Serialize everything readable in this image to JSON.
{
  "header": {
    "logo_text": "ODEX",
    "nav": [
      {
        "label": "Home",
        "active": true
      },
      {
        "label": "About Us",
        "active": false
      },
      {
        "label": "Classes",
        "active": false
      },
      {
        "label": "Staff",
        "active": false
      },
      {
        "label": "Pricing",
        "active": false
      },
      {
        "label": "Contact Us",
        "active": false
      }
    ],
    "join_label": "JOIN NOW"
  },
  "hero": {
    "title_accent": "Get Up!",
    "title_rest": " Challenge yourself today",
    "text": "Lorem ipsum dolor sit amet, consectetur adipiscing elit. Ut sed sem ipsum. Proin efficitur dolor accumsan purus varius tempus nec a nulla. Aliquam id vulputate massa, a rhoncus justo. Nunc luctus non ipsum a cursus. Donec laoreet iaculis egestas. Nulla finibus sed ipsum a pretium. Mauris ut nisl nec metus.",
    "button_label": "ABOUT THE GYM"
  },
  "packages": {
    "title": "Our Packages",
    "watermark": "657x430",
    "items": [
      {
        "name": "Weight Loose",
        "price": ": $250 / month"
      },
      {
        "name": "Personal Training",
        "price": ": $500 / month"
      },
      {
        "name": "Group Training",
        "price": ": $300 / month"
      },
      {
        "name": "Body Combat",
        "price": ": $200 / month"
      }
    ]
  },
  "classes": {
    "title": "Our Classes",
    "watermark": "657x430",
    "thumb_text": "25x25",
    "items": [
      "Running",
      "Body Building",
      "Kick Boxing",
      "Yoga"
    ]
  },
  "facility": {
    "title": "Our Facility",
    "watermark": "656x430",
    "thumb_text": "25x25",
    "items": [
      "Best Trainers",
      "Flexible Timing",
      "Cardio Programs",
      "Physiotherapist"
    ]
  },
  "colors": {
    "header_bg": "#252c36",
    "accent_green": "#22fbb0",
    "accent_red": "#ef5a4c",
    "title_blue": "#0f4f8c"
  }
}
□ □ □ □ □ □ □
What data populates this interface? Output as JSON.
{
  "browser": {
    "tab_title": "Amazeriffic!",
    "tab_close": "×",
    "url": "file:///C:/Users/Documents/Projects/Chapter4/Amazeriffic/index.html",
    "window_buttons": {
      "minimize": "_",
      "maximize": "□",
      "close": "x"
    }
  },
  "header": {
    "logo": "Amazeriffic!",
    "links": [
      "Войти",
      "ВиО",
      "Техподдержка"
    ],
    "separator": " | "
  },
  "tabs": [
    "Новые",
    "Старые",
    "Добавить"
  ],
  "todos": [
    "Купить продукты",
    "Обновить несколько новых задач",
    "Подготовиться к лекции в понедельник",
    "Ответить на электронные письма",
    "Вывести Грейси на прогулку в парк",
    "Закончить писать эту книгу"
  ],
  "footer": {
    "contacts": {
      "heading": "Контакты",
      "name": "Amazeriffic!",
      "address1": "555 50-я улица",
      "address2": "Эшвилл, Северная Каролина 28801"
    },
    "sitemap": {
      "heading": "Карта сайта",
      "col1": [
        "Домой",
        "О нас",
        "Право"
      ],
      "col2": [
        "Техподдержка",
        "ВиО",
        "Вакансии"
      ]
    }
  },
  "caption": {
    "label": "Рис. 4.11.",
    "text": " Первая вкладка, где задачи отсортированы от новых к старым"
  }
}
□ □ □ □ □ □ □
§ **Directive**
Select and copy every line of the material that holds the string "this".

§ **Final answer**
Serialize everything readable in this image to JSON.
What data populates this interface? Output as JSON.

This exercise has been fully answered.